Sizing Guide

There are two types of people: those who are doing backups, and those who will be doing them. But just doing backups is not everything. To avoid unnecessary surprises the best strategy is to plan your backup environment/procedure before implementing it. In this chapter, we have collected generic hints and guides which you might find useful while thinking about your vProtect implementation.
  1. 1.
    Collect information about the TotalSizeOfData to be protected in your environment
    • this is the size of your VMs/Storage that will be transferred within the backup window
      • for general sizing, assume all backups to be full
    • if your staging space is separate from the backup destination, please also check what are the biggest VMs/Storage that may end up in your staging area
  2. 2.
    1. 1.
      Assume BackupWindow length - backups are usually executed overnight, so 10h-12h is common practice
  3. 3.
    Run a test transfer on a test file to estimate maximum achievable bandwidth per thread (SingleThreadTransfer) from the hypervisor (or manager) to the node
    • we recommend 10 simultaneous transfers with the result divided by 10 threads to see if other limitations of the environment do not impact the total transfer rate (one such common limitation is disk read performance on the virtualization platform)
    • all the methods usually use snapshots to do backup - please check if snapshot removal in your environment does not take a significant amount of time, as it is a highly resource-intensive operation that impacts overall backup time - especially when running multiple export jobs in parallel
  4. 4.
    Estimate the number of the nodes
    • required bandwidth per node:
      RequiredBandwidth = TotalSizeOfData / BackupWindow
    • the total number of export tasks (note that other aspects such as snapshot handling, file system scanning during export, and infrastructure bottlenecks when using multiple threads will usually impact the overall speed):
      TotalNumberOfExportTasks = RequiredBandwidth / (70% * SingleThreadTransferSpeed)
    • the number of nodes:
      NumberOfTheNodes = TotalNumberOfExportTasks / 10 (10 is the recommended maximum number of export tasks per Node)
    • note that the TotalSizeOfData does not mean that it is only a full backup, as you can mix full and incremental backups
    • granularity is a single hypervisor or storage provider, so at the maximum you cannot have more nodes than hypervisor storage providers in your environment
    • if you have multiple clusters and you want to use the disk-attachment method, this automatically implies a minimum of 1 node per cluster
  5. 5.
    Estimate the total store rate in the backup destination
    • if multiple nodes are required, add up the total amount of data from all nodes
    • if your backup destination is accessible over LAN
      • do a test transfer from the node to the backup destination to verify if the performance on the backup destination is able to receive such a load
  6. 6.
    NumberOfExportTasksPerNode
    • we recommend using the same node configuration for multiple nodes, so the same limit value will be applied to all nodes sharing the configuration
    • this implies that we recommend assuming this value as follows (rounded down):
      NumberOfExportTasksPerNode = TotalNumberOfExportTasks / NumberOfTheNodes
  7. 7.

**Problems and tasks**
1. According to the vProtect sizing guide, what is the recommended maximum number of export tasks per node?
2. Pick up the vProtect sizing guide after its final numbered step and keep writing in the same style.
The listing that comes next has no connection to the vProtect sizing guide.

**Entries**

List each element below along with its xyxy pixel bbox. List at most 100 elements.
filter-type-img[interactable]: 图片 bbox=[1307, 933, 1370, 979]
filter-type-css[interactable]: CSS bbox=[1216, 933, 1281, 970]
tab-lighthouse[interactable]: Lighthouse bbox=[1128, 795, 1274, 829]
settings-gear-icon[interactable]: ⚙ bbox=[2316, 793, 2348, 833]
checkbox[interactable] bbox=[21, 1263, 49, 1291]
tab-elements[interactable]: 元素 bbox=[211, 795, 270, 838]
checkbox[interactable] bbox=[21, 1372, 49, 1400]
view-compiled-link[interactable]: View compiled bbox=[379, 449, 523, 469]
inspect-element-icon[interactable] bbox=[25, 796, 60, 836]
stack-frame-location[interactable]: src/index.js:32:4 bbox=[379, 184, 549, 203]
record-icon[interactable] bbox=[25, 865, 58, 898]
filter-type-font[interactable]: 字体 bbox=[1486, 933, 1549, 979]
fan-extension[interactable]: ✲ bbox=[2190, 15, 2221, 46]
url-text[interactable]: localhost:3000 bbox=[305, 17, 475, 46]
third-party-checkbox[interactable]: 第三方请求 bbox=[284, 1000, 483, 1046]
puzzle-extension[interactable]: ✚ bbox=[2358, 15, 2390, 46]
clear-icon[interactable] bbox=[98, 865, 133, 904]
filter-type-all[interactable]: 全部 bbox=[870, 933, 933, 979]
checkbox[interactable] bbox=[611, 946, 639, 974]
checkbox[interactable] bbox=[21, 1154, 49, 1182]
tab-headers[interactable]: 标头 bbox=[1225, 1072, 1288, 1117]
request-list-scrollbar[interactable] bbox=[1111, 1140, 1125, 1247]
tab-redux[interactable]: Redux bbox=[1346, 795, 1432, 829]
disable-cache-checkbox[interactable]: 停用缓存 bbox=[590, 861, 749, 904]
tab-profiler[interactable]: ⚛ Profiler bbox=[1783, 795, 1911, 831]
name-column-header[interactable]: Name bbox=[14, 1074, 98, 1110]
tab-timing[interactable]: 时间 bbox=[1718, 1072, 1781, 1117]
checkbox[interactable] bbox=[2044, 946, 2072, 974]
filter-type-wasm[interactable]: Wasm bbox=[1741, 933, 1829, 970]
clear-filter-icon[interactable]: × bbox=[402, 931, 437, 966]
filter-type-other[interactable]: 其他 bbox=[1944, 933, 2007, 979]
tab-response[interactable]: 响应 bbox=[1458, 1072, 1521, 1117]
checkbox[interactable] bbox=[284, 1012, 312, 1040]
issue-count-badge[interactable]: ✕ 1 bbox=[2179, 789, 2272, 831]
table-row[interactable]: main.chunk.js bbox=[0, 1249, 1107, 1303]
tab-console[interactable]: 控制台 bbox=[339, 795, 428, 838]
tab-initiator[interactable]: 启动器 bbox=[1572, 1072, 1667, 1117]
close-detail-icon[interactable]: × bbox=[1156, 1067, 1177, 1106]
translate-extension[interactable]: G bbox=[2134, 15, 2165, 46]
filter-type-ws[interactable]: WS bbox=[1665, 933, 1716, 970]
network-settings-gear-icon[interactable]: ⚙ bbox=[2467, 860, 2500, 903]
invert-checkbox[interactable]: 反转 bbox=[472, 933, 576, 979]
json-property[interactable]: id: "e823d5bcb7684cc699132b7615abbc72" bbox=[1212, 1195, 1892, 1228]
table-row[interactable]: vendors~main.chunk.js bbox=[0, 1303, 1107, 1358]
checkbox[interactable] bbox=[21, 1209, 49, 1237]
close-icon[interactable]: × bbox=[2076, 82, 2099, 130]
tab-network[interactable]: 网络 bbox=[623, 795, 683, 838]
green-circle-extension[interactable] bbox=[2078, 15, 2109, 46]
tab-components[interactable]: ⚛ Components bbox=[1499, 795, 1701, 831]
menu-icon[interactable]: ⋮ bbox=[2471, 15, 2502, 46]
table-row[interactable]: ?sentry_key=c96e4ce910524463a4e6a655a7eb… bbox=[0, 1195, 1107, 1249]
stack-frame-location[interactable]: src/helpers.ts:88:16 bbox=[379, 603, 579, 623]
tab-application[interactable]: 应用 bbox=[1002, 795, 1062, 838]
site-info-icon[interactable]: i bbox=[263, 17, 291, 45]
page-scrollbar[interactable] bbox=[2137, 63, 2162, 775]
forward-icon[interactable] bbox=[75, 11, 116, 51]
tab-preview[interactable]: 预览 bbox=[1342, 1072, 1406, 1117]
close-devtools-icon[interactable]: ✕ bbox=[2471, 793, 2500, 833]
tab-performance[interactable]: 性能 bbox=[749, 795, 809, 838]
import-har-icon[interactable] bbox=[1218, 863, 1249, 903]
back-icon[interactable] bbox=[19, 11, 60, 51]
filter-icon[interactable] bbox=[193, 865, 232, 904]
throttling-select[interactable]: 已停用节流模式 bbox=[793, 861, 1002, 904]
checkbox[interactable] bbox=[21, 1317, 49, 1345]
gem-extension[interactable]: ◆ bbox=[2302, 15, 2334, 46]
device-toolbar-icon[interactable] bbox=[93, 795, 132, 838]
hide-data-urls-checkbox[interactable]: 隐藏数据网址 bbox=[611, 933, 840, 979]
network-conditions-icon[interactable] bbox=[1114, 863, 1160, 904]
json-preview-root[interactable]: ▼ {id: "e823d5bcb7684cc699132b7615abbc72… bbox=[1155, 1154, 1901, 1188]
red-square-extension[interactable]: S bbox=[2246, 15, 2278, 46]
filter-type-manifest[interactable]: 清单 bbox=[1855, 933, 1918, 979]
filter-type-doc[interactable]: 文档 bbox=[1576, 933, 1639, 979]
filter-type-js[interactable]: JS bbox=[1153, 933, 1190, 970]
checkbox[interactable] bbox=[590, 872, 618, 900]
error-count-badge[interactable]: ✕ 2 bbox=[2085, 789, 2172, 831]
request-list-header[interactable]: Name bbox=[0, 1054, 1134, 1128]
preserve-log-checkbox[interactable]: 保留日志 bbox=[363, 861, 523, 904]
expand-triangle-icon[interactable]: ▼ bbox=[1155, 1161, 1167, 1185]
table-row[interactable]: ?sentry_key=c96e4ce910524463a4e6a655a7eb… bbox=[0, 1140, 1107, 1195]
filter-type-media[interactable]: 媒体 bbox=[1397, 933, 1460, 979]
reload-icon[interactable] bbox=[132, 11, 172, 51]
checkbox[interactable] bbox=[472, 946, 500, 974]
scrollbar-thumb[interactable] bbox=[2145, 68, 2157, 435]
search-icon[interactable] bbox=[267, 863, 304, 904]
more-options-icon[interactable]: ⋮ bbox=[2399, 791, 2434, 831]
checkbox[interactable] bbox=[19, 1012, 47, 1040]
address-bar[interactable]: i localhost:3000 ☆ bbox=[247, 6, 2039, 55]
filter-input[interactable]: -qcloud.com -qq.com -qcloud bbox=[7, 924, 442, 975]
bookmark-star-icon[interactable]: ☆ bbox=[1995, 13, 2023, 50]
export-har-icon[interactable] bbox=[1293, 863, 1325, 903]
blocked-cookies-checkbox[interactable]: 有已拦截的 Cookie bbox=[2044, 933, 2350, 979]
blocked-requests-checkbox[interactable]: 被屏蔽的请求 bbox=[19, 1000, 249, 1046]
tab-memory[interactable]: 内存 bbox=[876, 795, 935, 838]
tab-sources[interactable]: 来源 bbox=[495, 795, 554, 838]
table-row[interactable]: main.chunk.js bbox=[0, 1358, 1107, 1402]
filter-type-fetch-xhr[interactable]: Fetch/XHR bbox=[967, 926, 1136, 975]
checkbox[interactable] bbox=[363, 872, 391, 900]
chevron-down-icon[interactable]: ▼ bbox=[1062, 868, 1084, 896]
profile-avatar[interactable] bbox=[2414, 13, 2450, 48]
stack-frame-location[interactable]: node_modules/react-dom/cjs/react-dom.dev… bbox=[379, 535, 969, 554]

**Written answers**
1. Ten export tasks per node.

2.
    NumberOfStoreTasksPerNode usually depends on destination backup performance
    • we recommend a value equal to the NumberOfExportTasksPerNode or higher
    • reduce this value only if your backup provider starts to have significant I/O latency eventually leading to a slower write rate than with the lower number of threads - this will typically result in higher staging space occupation as backups will be kept for a longer period of time in the temporary space
  8. 8.
    Node resource requirements:
    • CPU: Assume 0.5 CPU per task, minimum 2 cores - rounded up to get the full core count supported by the hypervisor or physical server (i.e. it may be required to round up 2.5 cores to 4 vCPUs if the hypervisor on which the node is deployed doesn't allow to 3 vCPUs to be assigned)
      • if SSH transfer (without netcat) or client-side deduplication is used (i.e. VDO) assume 1 CPU per task
    • Memory: 256 MB RAM per task, with a minimum of 2GB
  9. 9.
    • Staging space: if not shared with the backup destination - the biggest VM/Storage multiplied by the number of tasks
    • when counting tasks for each node assume: NumberOfExportTasksPerNode + NumberOfStoreTasksPerNode
  10. 10.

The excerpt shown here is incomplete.